TASK DETAILS:
The entries need to be copied exactly.

DATASET EXCERPTS:
▼▼▼
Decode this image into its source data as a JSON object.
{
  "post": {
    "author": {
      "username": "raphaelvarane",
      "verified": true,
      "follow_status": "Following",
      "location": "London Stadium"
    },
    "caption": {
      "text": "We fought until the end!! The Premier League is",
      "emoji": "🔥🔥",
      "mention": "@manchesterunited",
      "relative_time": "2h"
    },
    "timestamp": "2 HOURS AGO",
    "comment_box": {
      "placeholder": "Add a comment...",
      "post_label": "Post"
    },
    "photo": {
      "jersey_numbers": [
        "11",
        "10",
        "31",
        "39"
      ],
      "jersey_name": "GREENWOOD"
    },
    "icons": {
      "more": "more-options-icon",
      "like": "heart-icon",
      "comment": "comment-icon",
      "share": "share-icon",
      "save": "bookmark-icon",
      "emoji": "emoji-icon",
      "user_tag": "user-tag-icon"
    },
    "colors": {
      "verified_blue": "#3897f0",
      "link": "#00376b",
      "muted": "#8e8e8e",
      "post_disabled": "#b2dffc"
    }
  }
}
▲▲▲
FULL RESPONSE:
Decode this image into its source data as a JSON object.
{
  "post": {
    "author": {
      "username": "raphaelvarane",
      "verified": true,
      "follow_status": "Following",
      "location": "London Stadium"
    },
    "caption": {
      "text": "We fought until the end!! The Premier League is",
      "emoji": "🔥🔥",
      "mention": "@manchesterunited",
      "relative_time": "2h"
    },
    "timestamp": "2 HOURS AGO",
    "comment_box": {
      "placeholder": "Add a comment...",
      "post_label": "Post"
    },
    "photo": {
      "jersey_numbers": [
        "11",
        "10",
        "31",
        "39"
      ],
      "jersey_name": "GREENWOOD"
    },
    "icons": {
      "more": "more-options-icon",
      "like": "heart-icon",
      "comment": "comment-icon",
      "share": "share-icon",
      "save": "bookmark-icon",
      "emoji": "emoji-icon",
      "user_tag": "user-tag-icon"
    },
    "colors": {
      "verified_blue": "#3897f0",
      "link": "#00376b",
      "muted": "#8e8e8e",
      "post_disabled": "#b2dffc"
    }
  }
}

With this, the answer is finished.